INSTRUCTIONS FOR THE TASK: Write each record again exactly as it stands.

DATA EXCERPTS:
** start **
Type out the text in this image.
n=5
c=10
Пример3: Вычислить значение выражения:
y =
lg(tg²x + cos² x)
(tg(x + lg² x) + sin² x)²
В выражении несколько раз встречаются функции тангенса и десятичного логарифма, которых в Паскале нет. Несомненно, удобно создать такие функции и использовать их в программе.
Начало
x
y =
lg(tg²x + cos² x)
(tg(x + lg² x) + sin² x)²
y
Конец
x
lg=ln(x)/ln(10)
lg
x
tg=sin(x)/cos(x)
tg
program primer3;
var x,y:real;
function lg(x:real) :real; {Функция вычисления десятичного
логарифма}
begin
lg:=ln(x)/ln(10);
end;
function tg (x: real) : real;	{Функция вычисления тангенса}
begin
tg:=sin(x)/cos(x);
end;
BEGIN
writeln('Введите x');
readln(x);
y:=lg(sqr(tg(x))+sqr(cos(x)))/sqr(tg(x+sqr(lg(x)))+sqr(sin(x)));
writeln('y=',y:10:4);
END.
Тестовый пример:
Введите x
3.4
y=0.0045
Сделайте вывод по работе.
** end **
RESULT OF THE EXERCISE:
Type out the text in this image.
n=5
c=10
Пример3: Вычислить значение выражения:
y =
lg(tg²x + cos² x)
(tg(x + lg² x) + sin² x)²
В выражении несколько раз встречаются функции тангенса и десятичного логарифма, которых в Паскале нет. Несомненно, удобно создать такие функции и использовать их в программе.
Начало
x
y =
lg(tg²x + cos² x)
(tg(x + lg² x) + sin² x)²
y
Конец
x
lg=ln(x)/ln(10)
lg
x
tg=sin(x)/cos(x)
tg
program primer3;
var x,y:real;
function lg(x:real) :real; {Функция вычисления десятичного
логарифма}
begin
lg:=ln(x)/ln(10);
end;
function tg (x: real) : real;	{Функция вычисления тангенса}
begin
tg:=sin(x)/cos(x);
end;
BEGIN
writeln('Введите x');
readln(x);
y:=lg(sqr(tg(x))+sqr(cos(x)))/sqr(tg(x+sqr(lg(x)))+sqr(sin(x)));
writeln('y=',y:10:4);
END.
Тестовый пример:
Введите x
3.4
y=0.0045
Сделайте вывод по работе.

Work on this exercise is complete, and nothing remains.